**JOB:** Where a line holds "title", copy it.
■ ■ ■
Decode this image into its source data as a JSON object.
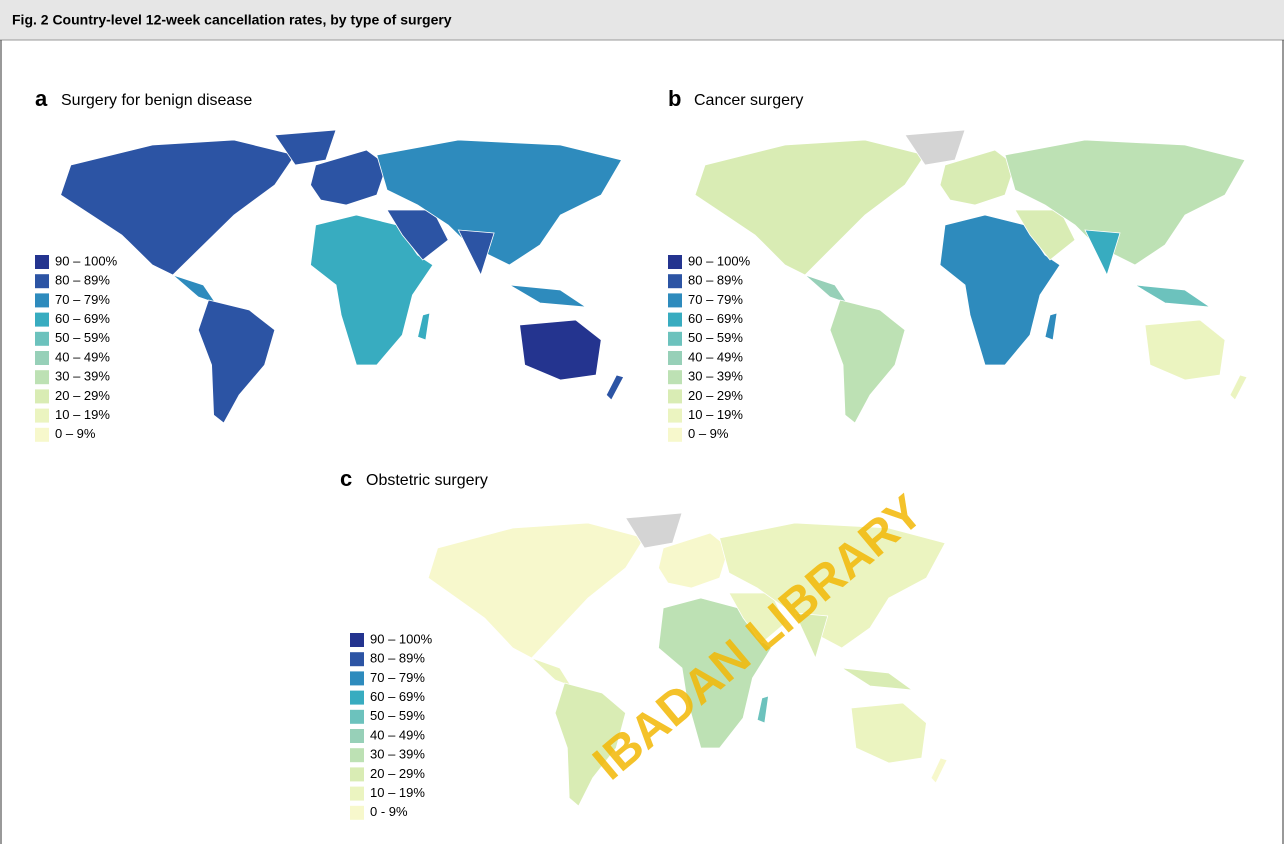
{
  "header": {
    "title": "Fig. 2 Country-level 12-week cancellation rates, by type of surgery"
  },
  "panels": [
    {
      "letter": "a",
      "title": "Surgery for benign disease",
      "legend": {
        "labels": [
          "90 – 100%",
          "80 – 89%",
          "70 – 79%",
          "60 – 69%",
          "50 – 59%",
          "40 – 49%",
          "30 – 39%",
          "20 – 29%",
          "10 – 19%",
          "0 – 9%"
        ],
        "colors": [
          "#24348f",
          "#2c54a4",
          "#2e8bbd",
          "#38acc0",
          "#6cc2bd",
          "#97d0b8",
          "#bde1b4",
          "#d9ecb4",
          "#ebf4c0",
          "#f7f8cc"
        ]
      }
    },
    {
      "letter": "b",
      "title": "Cancer surgery",
      "legend": {
        "labels": [
          "90 – 100%",
          "80 – 89%",
          "70 – 79%",
          "60 – 69%",
          "50 – 59%",
          "40 – 49%",
          "30 – 39%",
          "20 – 29%",
          "10 – 19%",
          "0 – 9%"
        ],
        "colors": [
          "#24348f",
          "#2c54a4",
          "#2e8bbd",
          "#38acc0",
          "#6cc2bd",
          "#97d0b8",
          "#bde1b4",
          "#d9ecb4",
          "#ebf4c0",
          "#f7f8cc"
        ]
      }
    },
    {
      "letter": "c",
      "title": "Obstetric surgery",
      "legend": {
        "labels": [
          "90 – 100%",
          "80 – 89%",
          "70 – 79%",
          "60 – 69%",
          "50 – 59%",
          "40 – 49%",
          "30 – 39%",
          "20 – 29%",
          "10 – 19%",
          "0 - 9%"
        ],
        "colors": [
          "#24348f",
          "#2c54a4",
          "#2e8bbd",
          "#38acc0",
          "#6cc2bd",
          "#97d0b8",
          "#bde1b4",
          "#d9ecb4",
          "#ebf4c0",
          "#f7f8cc"
        ]
      }
    }
  ],
  "watermark": "IBADAN LIBRARY"
}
■ ■ ■
**WRITTEN ANSWER:**
    "title": "Fig. 2 Country-level 12-week cancellation rates, by type of surgery"
      "title": "Surgery for benign disease",
      "title": "Cancer surgery",
      "title": "Obstetric surgery",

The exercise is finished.